▶ _Objetivo_
Por favor, apresente em uma tabela Markdown com as colunas n e Linha as linhas que vão da linha com "Output each element" até a linha com "piece-white-pawn[interactable]: ♟: [6, 103, 44, 145]", incluindo as duas e omitindo as linhas em branco.

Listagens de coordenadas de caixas
-----
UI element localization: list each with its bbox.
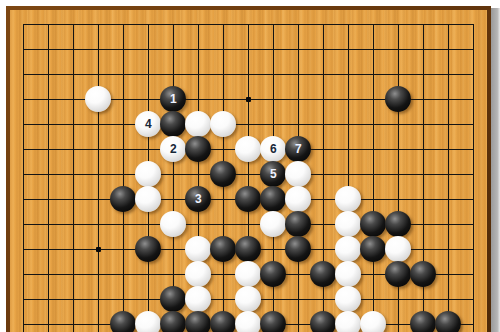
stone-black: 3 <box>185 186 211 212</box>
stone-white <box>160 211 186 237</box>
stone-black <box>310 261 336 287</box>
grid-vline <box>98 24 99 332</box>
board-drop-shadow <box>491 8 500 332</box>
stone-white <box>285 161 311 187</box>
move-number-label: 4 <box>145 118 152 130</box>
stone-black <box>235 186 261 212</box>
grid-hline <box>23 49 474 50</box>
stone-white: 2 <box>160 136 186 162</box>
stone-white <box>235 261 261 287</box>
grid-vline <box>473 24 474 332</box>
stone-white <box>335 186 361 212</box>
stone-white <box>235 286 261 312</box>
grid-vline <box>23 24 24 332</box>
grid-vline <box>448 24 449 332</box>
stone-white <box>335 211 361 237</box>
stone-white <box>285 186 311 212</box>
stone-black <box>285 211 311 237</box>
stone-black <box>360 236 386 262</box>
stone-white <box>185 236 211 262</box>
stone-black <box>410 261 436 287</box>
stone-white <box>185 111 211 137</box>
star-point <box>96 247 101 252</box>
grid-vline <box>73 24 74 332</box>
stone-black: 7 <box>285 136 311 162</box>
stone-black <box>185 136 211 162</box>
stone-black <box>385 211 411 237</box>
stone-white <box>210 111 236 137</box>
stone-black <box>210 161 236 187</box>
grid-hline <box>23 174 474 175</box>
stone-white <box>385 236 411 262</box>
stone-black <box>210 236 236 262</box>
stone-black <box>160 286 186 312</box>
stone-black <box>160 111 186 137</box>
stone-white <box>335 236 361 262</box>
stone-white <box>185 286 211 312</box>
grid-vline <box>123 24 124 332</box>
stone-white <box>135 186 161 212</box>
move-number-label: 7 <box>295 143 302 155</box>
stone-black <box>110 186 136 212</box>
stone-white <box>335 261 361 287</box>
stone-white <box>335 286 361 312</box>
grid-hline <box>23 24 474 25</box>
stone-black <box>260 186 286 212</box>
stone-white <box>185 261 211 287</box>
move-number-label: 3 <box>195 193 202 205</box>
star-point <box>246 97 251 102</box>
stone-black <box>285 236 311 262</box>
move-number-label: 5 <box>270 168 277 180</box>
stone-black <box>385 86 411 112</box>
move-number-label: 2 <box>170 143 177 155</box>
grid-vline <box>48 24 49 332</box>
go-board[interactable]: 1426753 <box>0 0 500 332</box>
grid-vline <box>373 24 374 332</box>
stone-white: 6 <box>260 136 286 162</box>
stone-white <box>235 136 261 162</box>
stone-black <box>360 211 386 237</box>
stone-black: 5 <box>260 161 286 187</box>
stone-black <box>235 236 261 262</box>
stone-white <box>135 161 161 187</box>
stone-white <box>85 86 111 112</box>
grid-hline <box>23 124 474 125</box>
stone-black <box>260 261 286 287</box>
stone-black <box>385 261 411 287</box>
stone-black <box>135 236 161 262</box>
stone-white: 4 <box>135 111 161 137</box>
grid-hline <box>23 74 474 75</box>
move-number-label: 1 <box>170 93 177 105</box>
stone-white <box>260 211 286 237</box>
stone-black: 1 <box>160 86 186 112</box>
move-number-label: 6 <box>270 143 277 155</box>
-----
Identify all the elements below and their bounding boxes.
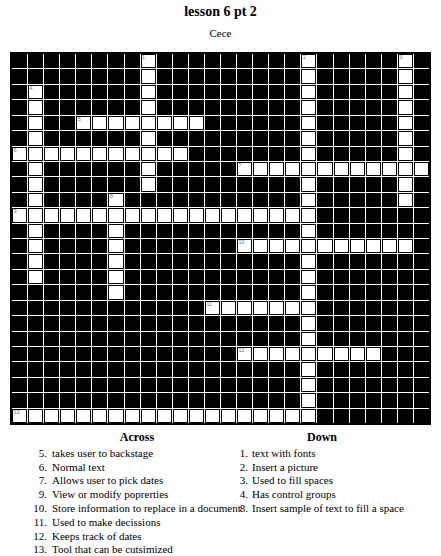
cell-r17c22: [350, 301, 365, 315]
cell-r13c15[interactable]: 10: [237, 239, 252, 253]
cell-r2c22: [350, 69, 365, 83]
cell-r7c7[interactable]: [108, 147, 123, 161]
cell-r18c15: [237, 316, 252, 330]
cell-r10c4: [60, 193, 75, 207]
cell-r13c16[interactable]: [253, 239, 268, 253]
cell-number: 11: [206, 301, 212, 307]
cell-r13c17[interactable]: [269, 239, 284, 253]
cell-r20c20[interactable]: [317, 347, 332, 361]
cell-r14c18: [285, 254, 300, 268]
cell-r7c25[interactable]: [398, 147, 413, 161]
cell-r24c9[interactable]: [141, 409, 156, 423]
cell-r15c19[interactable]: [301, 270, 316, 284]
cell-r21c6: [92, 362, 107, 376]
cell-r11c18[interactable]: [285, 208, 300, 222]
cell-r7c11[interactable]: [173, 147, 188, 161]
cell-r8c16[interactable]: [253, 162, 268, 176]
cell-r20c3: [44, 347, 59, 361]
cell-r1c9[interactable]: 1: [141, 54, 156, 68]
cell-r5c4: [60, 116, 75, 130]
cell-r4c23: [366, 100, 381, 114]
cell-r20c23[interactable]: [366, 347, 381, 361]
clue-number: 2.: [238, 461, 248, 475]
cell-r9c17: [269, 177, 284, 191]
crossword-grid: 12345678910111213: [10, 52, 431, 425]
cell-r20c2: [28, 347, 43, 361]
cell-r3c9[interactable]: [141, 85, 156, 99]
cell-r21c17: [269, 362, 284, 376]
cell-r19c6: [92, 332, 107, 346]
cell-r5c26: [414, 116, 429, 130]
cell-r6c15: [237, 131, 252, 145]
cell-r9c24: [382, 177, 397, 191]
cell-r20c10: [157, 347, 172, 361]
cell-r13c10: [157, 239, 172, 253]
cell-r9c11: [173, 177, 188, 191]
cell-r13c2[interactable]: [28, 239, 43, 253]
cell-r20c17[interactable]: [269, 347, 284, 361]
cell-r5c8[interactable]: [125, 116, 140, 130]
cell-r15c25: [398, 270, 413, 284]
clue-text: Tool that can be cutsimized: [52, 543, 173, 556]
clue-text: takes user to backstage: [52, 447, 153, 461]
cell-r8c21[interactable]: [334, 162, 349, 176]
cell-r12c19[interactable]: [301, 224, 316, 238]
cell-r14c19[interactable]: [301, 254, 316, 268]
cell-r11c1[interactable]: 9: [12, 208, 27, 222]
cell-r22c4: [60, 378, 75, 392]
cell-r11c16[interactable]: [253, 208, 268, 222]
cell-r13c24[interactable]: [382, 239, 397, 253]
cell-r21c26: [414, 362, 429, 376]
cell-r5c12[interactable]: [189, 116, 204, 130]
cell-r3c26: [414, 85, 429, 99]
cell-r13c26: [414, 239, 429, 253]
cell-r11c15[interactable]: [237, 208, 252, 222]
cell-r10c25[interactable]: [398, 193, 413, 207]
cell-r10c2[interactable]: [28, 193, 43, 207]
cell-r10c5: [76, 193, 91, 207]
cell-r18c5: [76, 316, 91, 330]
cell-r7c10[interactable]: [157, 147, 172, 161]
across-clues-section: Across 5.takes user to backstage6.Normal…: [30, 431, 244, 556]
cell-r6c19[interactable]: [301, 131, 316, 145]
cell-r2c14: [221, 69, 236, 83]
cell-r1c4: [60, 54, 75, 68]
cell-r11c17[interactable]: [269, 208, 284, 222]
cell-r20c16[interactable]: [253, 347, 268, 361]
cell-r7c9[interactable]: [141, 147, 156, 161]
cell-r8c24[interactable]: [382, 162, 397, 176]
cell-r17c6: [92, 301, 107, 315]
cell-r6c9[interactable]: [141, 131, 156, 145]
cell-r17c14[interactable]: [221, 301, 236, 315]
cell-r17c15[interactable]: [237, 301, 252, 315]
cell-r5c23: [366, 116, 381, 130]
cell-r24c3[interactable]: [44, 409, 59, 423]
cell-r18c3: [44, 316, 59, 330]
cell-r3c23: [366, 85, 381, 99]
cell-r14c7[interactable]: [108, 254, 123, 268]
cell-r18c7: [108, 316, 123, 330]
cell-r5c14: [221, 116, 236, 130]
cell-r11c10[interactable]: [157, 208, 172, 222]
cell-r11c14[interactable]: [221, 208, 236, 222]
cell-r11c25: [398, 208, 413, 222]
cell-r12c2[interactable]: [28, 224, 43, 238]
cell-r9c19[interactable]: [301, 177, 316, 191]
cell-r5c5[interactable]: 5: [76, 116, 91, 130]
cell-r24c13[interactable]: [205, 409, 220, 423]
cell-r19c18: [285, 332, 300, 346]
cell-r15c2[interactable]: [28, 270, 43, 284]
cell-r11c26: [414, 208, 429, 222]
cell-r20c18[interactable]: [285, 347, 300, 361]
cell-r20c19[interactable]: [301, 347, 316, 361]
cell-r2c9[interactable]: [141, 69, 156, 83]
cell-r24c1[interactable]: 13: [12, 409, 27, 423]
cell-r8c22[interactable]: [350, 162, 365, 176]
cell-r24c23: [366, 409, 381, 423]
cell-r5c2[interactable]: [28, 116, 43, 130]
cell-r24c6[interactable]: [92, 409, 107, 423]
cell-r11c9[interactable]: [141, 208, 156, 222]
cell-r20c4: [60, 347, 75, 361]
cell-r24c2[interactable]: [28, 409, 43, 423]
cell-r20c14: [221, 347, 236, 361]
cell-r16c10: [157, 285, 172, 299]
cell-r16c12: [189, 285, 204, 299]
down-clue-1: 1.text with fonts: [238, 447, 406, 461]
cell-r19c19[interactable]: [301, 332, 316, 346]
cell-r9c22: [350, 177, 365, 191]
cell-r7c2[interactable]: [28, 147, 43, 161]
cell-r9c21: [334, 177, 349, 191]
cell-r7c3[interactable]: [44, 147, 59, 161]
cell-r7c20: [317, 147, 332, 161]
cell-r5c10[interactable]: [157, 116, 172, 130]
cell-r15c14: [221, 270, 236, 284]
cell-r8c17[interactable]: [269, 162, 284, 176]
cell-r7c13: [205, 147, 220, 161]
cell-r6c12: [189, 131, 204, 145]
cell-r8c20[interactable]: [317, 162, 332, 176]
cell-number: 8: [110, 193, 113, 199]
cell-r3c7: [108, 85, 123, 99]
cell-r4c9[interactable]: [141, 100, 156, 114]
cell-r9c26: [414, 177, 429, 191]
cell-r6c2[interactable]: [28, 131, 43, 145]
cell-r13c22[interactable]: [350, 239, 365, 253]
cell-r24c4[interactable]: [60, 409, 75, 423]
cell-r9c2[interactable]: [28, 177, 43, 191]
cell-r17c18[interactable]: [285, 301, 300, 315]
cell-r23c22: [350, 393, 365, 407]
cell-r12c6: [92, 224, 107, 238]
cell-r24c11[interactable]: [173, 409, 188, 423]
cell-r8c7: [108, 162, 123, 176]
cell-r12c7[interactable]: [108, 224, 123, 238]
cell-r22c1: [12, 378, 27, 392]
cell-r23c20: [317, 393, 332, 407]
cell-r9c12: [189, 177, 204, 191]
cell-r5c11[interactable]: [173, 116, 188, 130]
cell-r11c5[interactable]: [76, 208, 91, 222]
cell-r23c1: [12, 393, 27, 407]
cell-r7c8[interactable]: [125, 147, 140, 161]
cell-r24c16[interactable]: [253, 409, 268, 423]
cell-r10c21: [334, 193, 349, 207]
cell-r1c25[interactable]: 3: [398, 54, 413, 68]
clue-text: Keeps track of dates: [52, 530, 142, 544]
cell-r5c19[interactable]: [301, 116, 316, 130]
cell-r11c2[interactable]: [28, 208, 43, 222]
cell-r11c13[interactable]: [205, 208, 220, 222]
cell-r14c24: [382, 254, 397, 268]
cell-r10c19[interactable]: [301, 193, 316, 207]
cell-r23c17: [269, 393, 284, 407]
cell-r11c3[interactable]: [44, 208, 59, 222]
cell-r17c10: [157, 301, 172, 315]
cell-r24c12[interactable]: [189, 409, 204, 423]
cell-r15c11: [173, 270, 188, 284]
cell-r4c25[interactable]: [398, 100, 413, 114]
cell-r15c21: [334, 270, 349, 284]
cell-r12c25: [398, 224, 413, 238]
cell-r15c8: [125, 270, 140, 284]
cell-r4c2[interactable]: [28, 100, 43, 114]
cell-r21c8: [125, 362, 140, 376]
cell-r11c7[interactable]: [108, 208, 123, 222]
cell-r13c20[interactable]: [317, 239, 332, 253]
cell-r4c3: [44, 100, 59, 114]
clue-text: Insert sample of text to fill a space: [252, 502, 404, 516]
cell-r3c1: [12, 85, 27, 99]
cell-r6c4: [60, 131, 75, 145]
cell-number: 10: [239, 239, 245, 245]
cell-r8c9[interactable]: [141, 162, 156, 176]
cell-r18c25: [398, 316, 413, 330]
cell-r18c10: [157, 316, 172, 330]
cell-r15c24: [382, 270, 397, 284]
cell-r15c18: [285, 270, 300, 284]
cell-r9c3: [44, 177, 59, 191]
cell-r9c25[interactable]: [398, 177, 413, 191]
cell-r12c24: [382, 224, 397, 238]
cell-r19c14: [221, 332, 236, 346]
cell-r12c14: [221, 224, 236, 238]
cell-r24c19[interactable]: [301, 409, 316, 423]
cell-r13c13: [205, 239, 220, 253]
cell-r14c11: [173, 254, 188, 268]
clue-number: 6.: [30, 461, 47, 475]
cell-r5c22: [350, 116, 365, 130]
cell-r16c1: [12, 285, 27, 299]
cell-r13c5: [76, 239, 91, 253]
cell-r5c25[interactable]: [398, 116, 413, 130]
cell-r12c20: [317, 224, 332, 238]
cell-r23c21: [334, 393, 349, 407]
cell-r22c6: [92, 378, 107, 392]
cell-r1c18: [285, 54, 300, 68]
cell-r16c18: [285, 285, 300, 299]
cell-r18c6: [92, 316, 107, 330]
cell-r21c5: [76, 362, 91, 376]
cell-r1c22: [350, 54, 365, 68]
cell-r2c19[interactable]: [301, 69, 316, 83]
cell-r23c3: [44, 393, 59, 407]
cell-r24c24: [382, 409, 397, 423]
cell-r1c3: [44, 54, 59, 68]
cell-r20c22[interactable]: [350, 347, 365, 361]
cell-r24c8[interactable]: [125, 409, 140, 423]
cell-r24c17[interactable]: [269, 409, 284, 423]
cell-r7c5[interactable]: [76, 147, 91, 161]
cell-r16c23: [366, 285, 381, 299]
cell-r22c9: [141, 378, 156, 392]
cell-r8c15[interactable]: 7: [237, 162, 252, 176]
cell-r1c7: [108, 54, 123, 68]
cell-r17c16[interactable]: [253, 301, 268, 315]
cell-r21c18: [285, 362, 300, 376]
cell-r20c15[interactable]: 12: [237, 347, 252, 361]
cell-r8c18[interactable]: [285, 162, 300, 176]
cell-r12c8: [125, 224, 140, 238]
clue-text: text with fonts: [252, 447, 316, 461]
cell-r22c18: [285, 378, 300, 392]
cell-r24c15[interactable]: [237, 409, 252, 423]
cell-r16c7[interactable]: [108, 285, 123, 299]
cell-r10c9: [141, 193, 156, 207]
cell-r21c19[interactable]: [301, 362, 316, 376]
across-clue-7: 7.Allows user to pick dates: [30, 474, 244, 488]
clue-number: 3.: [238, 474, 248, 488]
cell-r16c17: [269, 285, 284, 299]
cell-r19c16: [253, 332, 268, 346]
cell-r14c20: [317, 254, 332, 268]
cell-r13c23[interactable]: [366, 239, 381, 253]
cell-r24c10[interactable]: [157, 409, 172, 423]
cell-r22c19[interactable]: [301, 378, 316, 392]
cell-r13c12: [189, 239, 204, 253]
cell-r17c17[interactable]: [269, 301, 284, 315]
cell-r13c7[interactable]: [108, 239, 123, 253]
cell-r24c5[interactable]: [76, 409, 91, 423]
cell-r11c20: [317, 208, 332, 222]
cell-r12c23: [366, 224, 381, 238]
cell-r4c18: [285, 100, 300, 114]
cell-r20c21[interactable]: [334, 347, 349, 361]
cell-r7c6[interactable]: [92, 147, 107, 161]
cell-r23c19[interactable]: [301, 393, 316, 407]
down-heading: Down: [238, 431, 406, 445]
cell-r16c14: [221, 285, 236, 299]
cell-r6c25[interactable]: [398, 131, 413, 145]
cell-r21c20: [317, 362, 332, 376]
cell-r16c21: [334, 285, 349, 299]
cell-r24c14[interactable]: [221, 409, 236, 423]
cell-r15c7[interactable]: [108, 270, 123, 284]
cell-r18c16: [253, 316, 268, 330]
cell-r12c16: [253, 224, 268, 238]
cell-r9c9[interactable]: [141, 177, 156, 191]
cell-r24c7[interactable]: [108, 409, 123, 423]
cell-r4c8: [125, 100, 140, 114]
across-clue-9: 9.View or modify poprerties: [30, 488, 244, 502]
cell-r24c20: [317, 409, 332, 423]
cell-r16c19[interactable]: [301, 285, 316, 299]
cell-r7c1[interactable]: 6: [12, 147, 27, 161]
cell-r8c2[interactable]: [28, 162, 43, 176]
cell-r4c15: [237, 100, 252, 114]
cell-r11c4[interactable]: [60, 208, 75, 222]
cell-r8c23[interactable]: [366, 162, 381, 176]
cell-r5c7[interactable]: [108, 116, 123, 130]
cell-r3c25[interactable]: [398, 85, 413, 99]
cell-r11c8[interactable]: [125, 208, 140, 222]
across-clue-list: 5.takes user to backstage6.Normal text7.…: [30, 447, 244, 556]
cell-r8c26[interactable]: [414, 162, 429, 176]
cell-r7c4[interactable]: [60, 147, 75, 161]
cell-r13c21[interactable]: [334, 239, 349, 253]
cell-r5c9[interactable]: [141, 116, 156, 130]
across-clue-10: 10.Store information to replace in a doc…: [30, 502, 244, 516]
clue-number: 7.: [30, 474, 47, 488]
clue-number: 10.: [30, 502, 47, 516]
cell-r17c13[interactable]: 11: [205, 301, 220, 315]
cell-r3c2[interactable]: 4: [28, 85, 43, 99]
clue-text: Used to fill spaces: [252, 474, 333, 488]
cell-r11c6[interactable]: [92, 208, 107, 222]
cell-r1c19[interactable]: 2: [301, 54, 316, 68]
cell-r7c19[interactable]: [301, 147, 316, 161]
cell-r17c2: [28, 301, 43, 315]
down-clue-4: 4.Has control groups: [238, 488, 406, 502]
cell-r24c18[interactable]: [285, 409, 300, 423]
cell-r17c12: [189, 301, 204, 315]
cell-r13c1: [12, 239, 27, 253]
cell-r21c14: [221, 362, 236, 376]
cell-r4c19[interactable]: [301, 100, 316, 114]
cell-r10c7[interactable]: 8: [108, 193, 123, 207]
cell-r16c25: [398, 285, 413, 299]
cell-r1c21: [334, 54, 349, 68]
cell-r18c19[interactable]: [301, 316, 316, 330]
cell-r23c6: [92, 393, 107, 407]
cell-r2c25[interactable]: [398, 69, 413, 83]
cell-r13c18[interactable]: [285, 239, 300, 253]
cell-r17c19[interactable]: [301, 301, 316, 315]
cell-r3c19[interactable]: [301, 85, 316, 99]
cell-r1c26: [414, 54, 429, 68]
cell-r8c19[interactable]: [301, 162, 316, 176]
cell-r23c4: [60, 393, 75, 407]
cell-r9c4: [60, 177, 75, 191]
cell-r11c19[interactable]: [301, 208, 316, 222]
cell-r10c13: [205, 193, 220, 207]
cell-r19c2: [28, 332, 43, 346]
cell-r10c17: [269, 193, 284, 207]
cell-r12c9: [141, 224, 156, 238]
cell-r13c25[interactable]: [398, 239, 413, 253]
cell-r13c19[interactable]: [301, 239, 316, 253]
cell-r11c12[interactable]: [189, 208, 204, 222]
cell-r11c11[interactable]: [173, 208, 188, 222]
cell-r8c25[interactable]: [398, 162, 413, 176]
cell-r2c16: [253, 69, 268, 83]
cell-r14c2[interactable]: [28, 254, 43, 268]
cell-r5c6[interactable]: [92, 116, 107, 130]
-----
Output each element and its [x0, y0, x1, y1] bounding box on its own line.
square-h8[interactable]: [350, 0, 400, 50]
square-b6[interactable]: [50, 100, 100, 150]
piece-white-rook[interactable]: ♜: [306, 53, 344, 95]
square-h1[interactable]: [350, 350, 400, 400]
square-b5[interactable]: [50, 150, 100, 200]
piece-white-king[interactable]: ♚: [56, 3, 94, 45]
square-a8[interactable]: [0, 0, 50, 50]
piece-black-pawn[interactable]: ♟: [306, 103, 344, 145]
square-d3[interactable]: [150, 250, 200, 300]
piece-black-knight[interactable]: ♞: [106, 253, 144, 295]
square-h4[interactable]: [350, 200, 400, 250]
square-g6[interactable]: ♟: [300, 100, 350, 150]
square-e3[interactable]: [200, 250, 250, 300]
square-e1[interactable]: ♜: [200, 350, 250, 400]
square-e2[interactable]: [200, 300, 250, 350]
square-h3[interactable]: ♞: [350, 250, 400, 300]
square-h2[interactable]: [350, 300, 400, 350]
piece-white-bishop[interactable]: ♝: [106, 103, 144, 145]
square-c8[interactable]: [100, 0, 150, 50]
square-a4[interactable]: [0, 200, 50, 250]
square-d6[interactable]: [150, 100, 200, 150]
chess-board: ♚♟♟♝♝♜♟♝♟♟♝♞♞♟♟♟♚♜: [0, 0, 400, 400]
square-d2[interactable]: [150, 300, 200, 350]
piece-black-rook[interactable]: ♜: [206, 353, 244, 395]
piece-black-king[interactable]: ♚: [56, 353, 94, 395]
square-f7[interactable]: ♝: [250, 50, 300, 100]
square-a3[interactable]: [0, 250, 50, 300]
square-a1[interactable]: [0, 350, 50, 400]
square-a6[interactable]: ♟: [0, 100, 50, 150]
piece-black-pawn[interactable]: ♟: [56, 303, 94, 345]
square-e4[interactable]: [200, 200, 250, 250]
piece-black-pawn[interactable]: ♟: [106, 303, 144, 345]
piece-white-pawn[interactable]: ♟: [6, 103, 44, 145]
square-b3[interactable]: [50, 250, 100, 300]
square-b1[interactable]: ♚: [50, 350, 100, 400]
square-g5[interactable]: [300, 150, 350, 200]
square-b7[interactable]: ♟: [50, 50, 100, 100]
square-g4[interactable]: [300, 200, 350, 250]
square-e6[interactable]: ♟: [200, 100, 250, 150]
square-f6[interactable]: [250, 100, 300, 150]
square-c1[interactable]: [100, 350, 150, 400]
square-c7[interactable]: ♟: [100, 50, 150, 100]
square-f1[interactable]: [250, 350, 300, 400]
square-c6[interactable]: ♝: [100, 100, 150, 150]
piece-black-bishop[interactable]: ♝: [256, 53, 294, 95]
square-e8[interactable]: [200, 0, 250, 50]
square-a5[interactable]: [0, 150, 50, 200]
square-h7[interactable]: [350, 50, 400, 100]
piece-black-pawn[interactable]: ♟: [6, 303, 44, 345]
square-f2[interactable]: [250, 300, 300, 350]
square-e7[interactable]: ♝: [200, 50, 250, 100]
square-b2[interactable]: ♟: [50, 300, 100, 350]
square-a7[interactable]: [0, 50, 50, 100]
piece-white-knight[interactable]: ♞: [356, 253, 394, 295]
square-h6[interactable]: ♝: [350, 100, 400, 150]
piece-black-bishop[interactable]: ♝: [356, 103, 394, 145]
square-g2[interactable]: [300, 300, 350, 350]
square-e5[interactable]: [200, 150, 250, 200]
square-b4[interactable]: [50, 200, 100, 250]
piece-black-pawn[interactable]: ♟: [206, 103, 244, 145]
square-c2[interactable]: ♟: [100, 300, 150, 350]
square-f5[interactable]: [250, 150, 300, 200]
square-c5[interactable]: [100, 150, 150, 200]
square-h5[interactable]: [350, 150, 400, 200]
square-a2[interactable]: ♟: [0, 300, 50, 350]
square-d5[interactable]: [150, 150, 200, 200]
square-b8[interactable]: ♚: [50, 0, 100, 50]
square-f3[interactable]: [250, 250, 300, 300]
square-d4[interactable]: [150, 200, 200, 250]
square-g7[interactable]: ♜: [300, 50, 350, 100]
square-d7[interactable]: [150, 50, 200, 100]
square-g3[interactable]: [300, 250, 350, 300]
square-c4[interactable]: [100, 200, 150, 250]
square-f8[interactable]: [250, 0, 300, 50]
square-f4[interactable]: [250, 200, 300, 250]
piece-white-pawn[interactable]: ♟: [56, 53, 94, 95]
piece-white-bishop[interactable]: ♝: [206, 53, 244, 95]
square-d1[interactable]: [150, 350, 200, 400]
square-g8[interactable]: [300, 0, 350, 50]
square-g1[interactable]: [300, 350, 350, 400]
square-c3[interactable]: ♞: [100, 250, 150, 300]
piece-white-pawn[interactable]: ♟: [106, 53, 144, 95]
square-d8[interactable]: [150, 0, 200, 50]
-----
▶ _Resposta da tarefa_
| n | Linha |
|---|---|
| 1 | Output each element and its [x0, y0, x1, y1] bounding box on its own line. |
| 2 | square-h8[interactable]: [350, 0, 400, 50] |
| 3 | square-b6[interactable]: [50, 100, 100, 150] |
| 4 | piece-white-rook[interactable]: ♜: [306, 53, 344, 95] |
| 5 | square-h1[interactable]: [350, 350, 400, 400] |
| 6 | square-b5[interactable]: [50, 150, 100, 200] |
| 7 | piece-white-king[interactable]: ♚: [56, 3, 94, 45] |
| 8 | square-a8[interactable]: [0, 0, 50, 50] |
| 9 | piece-black-pawn[interactable]: ♟: [306, 103, 344, 145] |
| 10 | square-d3[interactable]: [150, 250, 200, 300] |
| 11 | piece-black-knight[interactable]: ♞: [106, 253, 144, 295] |
| 12 | square-h4[interactable]: [350, 200, 400, 250] |
| 13 | square-g6[interactable]: ♟: [300, 100, 350, 150] |
| 14 | square-e3[interactable]: [200, 250, 250, 300] |
| 15 | square-e1[interactable]: ♜: [200, 350, 250, 400] |
| 16 | square-e2[interactable]: [200, 300, 250, 350] |
| 17 | square-h3[interactable]: ♞: [350, 250, 400, 300] |
| 18 | square-h2[interactable]: [350, 300, 400, 350] |
| 19 | piece-white-bishop[interactable]: ♝: [106, 103, 144, 145] |
| 20 | square-c8[interactable]: [100, 0, 150, 50] |
| 21 | square-a4[interactable]: [0, 200, 50, 250] |
| 22 | square-d6[interactable]: [150, 100, 200, 150] |
| 23 | chess-board: ♚♟♟♝♝♜♟♝♟♟♝♞♞♟♟♟♚♜: [0, 0, 400, 400] |
| 24 | square-d2[interactable]: [150, 300, 200, 350] |
| 25 | piece-black-rook[interactable]: ♜: [206, 353, 244, 395] |
| 26 | piece-black-king[interactable]: ♚: [56, 353, 94, 395] |
| 27 | square-f7[interactable]: ♝: [250, 50, 300, 100] |
| 28 | square-a3[interactable]: [0, 250, 50, 300] |
| 29 | square-a1[interactable]: [0, 350, 50, 400] |
| 30 | square-a6[interactable]: ♟: [0, 100, 50, 150] |
| 31 | piece-black-pawn[interactable]: ♟: [56, 303, 94, 345] |
| 32 | square-e4[interactable]: [200, 200, 250, 250] |
| 33 | piece-black-pawn[interactable]: ♟: [106, 303, 144, 345] |
| 34 | piece-white-pawn[interactable]: ♟: [6, 103, 44, 145] |